##### EXERCISE MATERIAL #####
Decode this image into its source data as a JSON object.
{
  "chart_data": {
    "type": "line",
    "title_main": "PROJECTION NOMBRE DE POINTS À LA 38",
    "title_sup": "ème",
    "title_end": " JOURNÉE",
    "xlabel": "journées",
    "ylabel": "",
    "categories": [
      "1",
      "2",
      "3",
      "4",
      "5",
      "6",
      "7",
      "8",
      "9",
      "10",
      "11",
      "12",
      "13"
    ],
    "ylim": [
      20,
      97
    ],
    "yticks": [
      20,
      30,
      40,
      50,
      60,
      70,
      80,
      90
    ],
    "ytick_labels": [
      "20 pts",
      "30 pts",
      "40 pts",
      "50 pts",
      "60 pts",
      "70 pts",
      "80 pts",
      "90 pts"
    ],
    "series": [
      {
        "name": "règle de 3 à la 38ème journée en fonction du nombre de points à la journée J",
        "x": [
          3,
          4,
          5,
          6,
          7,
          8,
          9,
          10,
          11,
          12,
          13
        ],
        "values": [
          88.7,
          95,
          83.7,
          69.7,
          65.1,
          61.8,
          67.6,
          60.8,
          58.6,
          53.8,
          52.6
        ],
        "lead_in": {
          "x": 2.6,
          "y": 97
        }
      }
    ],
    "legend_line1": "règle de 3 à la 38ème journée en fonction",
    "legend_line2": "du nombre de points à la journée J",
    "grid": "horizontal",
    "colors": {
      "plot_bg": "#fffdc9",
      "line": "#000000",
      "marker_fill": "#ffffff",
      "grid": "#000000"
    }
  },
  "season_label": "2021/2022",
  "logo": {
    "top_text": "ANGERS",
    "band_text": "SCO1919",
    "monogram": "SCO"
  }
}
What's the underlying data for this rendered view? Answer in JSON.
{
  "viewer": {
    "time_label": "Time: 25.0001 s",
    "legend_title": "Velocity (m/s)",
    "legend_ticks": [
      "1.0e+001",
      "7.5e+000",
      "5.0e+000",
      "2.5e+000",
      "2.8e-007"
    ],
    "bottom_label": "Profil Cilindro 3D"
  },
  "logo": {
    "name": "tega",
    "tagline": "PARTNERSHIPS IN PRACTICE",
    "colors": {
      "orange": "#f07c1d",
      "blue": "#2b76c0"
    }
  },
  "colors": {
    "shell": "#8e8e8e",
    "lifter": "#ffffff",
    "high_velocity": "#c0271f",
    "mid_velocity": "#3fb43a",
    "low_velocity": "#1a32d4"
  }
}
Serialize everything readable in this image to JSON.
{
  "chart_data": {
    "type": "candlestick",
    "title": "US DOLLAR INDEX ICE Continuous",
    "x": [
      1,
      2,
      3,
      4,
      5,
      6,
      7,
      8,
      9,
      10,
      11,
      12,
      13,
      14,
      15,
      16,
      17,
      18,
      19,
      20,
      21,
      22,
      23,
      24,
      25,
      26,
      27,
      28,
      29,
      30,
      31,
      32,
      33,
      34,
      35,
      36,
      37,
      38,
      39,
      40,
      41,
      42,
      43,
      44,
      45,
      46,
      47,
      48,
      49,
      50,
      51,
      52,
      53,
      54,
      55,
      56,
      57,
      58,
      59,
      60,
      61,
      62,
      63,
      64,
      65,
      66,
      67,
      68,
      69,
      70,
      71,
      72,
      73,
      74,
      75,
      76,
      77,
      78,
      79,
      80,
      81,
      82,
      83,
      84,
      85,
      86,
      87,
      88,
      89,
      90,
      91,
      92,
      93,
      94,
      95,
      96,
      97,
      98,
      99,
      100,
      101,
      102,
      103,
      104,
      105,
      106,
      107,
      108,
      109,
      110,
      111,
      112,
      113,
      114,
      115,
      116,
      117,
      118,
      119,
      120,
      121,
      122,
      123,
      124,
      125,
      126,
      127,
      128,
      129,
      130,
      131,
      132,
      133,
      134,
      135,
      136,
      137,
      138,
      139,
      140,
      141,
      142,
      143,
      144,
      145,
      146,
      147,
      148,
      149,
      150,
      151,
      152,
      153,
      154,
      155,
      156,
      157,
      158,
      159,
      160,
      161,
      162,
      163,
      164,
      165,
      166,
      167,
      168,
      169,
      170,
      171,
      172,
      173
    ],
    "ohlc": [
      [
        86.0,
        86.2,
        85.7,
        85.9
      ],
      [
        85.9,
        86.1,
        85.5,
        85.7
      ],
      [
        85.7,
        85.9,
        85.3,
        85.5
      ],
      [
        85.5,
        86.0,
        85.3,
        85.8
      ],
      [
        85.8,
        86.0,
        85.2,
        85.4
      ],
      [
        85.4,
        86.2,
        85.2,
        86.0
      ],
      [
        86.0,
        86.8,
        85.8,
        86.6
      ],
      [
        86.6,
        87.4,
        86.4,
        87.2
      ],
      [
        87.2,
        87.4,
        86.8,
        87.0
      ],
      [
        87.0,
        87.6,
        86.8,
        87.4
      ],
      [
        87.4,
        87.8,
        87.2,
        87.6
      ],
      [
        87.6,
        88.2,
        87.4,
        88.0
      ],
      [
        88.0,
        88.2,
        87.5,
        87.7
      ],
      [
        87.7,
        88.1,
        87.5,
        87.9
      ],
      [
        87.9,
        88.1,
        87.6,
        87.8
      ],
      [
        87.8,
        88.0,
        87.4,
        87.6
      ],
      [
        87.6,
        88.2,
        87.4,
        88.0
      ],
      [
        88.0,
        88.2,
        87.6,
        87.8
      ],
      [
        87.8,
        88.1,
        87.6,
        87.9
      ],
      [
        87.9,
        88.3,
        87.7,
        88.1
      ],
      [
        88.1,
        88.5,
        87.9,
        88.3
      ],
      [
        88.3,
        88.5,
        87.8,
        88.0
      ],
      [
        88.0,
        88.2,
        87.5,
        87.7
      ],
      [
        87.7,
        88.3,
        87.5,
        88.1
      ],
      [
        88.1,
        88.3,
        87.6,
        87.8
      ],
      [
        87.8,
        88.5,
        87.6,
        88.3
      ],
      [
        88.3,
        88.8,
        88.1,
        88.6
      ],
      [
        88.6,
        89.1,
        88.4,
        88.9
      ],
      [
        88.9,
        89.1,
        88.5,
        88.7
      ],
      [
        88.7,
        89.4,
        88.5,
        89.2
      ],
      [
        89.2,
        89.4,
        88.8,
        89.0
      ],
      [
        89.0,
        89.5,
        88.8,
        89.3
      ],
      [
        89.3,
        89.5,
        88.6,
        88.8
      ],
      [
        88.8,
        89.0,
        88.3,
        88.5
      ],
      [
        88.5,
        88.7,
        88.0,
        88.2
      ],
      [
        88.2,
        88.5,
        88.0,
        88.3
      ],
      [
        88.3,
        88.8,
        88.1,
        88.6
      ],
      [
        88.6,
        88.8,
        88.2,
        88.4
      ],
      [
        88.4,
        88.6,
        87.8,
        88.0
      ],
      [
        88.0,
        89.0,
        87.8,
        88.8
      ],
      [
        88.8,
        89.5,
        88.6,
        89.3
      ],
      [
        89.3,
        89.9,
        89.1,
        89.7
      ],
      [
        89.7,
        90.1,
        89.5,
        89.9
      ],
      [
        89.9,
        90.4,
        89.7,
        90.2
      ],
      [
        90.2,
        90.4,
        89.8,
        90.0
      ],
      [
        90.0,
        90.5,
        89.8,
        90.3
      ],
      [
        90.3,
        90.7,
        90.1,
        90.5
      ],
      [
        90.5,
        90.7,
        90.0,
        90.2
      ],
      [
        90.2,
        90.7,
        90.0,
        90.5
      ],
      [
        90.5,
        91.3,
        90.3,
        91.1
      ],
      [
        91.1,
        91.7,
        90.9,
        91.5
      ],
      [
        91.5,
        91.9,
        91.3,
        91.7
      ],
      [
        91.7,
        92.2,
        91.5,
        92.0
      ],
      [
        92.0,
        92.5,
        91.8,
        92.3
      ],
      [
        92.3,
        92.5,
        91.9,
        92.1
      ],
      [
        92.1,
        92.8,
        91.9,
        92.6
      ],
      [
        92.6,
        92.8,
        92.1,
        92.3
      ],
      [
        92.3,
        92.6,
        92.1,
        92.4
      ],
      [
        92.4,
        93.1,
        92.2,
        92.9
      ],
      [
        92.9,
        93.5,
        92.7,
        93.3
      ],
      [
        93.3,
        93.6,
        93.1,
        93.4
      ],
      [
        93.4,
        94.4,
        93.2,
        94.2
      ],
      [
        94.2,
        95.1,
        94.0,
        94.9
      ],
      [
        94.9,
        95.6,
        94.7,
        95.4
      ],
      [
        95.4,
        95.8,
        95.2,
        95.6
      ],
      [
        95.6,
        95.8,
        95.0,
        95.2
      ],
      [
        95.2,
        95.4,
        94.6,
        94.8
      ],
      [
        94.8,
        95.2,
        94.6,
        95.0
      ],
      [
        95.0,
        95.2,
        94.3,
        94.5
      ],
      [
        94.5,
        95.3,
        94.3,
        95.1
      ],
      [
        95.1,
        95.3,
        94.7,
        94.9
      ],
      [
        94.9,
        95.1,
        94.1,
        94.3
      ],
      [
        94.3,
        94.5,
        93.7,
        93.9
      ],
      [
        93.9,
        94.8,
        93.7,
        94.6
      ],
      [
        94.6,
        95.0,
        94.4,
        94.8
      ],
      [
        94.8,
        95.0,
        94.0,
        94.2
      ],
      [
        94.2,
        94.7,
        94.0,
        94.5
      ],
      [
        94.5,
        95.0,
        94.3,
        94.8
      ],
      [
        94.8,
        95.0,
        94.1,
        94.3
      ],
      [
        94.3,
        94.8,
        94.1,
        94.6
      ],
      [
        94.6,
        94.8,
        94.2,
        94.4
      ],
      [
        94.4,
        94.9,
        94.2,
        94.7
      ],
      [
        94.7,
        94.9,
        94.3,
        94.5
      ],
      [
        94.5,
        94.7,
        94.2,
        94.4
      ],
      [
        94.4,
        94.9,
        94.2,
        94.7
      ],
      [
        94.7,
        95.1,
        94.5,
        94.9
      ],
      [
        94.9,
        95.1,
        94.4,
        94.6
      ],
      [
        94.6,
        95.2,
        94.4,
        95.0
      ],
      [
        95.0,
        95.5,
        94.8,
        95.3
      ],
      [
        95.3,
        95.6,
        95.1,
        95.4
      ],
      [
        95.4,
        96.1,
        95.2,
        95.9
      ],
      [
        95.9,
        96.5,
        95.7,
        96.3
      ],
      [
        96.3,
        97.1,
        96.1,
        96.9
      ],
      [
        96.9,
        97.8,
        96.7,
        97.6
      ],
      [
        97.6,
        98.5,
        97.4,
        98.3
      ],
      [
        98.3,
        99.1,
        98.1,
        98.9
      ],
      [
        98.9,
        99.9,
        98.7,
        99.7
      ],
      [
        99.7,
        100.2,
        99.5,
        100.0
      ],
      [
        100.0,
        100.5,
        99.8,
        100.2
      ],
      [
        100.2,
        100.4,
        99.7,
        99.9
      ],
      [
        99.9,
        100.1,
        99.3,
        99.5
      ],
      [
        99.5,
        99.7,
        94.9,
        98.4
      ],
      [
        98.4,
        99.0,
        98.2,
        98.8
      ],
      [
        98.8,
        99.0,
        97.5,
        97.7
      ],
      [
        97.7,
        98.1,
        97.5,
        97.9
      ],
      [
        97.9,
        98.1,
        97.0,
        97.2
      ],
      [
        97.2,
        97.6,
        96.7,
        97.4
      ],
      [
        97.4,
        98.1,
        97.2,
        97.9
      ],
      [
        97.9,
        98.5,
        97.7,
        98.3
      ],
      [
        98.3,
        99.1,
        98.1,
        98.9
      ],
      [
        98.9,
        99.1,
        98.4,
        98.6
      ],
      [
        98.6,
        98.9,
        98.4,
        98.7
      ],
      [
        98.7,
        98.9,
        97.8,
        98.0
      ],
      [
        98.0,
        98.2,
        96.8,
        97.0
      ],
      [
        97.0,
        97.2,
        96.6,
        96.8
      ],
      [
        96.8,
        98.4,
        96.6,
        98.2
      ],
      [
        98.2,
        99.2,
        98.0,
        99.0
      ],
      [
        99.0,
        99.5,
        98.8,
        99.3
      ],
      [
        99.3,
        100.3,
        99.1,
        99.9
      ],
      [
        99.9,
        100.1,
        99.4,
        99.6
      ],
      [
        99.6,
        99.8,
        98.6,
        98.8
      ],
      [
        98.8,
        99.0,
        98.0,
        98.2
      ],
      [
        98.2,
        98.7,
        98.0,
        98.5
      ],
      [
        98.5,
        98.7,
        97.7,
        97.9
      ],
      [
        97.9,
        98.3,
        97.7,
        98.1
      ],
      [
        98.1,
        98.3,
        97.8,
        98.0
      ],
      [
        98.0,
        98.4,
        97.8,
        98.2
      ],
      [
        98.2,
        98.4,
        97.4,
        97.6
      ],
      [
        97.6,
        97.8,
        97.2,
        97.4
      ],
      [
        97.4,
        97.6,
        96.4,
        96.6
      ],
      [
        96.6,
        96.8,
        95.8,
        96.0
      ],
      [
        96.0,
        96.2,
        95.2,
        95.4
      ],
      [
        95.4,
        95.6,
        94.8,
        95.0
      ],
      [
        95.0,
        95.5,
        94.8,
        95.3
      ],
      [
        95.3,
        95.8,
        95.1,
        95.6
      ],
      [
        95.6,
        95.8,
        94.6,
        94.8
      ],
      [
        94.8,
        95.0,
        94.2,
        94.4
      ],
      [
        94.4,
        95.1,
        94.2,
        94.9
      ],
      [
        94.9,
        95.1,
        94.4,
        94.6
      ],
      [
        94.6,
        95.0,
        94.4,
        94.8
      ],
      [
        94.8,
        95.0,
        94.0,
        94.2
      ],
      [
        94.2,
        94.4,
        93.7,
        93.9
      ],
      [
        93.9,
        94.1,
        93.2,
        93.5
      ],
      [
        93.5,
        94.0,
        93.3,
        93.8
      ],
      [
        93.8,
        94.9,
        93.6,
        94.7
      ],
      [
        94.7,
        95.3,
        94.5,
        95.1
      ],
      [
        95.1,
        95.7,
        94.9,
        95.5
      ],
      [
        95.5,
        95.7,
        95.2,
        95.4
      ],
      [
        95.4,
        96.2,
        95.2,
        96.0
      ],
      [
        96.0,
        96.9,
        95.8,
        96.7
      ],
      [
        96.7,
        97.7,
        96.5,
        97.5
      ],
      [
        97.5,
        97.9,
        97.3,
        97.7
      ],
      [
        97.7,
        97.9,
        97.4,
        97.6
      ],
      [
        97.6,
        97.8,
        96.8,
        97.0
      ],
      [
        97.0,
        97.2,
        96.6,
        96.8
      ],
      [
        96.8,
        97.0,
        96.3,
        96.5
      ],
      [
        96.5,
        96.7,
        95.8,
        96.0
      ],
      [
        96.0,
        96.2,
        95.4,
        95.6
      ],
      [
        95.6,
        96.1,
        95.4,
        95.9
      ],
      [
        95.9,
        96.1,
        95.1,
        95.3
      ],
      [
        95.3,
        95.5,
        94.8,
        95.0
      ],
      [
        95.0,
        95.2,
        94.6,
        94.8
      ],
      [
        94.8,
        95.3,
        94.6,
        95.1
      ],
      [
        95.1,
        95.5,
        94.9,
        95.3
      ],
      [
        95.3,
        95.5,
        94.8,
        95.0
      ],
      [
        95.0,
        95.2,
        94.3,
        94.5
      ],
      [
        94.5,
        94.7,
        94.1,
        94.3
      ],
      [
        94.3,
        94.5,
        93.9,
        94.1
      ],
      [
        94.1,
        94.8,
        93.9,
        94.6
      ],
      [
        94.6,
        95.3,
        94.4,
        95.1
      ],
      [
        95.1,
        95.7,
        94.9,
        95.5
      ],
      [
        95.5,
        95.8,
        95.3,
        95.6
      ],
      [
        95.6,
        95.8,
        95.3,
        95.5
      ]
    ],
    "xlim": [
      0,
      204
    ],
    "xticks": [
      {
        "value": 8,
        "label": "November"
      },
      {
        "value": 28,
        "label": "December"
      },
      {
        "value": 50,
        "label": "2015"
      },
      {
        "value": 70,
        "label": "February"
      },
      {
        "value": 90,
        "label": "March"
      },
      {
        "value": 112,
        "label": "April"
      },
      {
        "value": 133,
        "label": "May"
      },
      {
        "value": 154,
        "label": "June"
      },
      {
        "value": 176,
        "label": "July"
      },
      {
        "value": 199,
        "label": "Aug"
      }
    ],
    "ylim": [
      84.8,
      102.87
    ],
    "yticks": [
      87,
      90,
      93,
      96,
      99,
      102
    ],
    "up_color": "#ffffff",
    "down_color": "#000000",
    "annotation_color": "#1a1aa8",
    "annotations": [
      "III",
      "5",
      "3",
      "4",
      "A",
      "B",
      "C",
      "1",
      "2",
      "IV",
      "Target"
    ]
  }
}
#####
Look through the entries and return every line where "ffffff" appears.

      "marker_fill": "#ffffff",
    "lifter": "#ffffff",
    "up_color": "#ffffff",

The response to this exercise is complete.